-- Exercise details --
Each record needs to be echoed exactly; can you do that?
———
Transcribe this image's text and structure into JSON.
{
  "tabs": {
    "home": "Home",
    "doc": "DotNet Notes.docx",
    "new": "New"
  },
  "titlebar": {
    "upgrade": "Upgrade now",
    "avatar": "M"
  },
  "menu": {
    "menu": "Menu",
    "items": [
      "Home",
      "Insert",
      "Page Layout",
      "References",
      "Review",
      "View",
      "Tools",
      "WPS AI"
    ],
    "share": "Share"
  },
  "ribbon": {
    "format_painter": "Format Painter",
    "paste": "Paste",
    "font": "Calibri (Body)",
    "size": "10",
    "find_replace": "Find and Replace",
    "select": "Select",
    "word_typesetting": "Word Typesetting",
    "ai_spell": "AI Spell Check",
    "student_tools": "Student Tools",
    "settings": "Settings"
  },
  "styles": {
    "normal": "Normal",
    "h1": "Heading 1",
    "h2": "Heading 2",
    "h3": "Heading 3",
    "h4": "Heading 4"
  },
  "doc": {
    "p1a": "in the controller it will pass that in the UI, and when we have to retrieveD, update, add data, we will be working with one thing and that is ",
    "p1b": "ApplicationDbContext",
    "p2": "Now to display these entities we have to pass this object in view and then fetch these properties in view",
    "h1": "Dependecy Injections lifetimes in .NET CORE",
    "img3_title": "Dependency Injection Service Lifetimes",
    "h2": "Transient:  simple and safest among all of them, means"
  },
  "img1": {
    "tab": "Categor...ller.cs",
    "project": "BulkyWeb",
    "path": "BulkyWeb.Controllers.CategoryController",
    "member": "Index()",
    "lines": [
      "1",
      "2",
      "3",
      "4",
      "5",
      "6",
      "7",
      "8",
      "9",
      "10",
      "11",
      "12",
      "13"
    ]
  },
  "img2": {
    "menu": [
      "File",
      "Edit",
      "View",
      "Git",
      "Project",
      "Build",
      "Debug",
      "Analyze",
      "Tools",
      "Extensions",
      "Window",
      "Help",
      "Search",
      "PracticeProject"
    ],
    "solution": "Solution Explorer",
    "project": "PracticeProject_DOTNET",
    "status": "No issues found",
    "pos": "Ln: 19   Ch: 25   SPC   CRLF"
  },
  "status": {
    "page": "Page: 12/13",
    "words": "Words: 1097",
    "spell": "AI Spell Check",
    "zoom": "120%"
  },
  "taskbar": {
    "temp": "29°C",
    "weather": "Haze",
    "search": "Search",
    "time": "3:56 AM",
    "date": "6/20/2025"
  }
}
———
-- Solution below --
Transcribe this image's text and structure into JSON.
{
  "tabs": {
    "home": "Home",
    "doc": "DotNet Notes.docx",
    "new": "New"
  },
  "titlebar": {
    "upgrade": "Upgrade now",
    "avatar": "M"
  },
  "menu": {
    "menu": "Menu",
    "items": [
      "Home",
      "Insert",
      "Page Layout",
      "References",
      "Review",
      "View",
      "Tools",
      "WPS AI"
    ],
    "share": "Share"
  },
  "ribbon": {
    "format_painter": "Format Painter",
    "paste": "Paste",
    "font": "Calibri (Body)",
    "size": "10",
    "find_replace": "Find and Replace",
    "select": "Select",
    "word_typesetting": "Word Typesetting",
    "ai_spell": "AI Spell Check",
    "student_tools": "Student Tools",
    "settings": "Settings"
  },
  "styles": {
    "normal": "Normal",
    "h1": "Heading 1",
    "h2": "Heading 2",
    "h3": "Heading 3",
    "h4": "Heading 4"
  },
  "doc": {
    "p1a": "in the controller it will pass that in the UI, and when we have to retrieveD, update, add data, we will be working with one thing and that is ",
    "p1b": "ApplicationDbContext",
    "p2": "Now to display these entities we have to pass this object in view and then fetch these properties in view",
    "h1": "Dependecy Injections lifetimes in .NET CORE",
    "img3_title": "Dependency Injection Service Lifetimes",
    "h2": "Transient:  simple and safest among all of them, means"
  },
  "img1": {
    "tab": "Categor...ller.cs",
    "project": "BulkyWeb",
    "path": "BulkyWeb.Controllers.CategoryController",
    "member": "Index()",
    "lines": [
      "1",
      "2",
      "3",
      "4",
      "5",
      "6",
      "7",
      "8",
      "9",
      "10",
      "11",
      "12",
      "13"
    ]
  },
  "img2": {
    "menu": [
      "File",
      "Edit",
      "View",
      "Git",
      "Project",
      "Build",
      "Debug",
      "Analyze",
      "Tools",
      "Extensions",
      "Window",
      "Help",
      "Search",
      "PracticeProject"
    ],
    "solution": "Solution Explorer",
    "project": "PracticeProject_DOTNET",
    "status": "No issues found",
    "pos": "Ln: 19   Ch: 25   SPC   CRLF"
  },
  "status": {
    "page": "Page: 12/13",
    "words": "Words: 1097",
    "spell": "AI Spell Check",
    "zoom": "120%"
  },
  "taskbar": {
    "temp": "29°C",
    "weather": "Haze",
    "search": "Search",
    "time": "3:56 AM",
    "date": "6/20/2025"
  }
}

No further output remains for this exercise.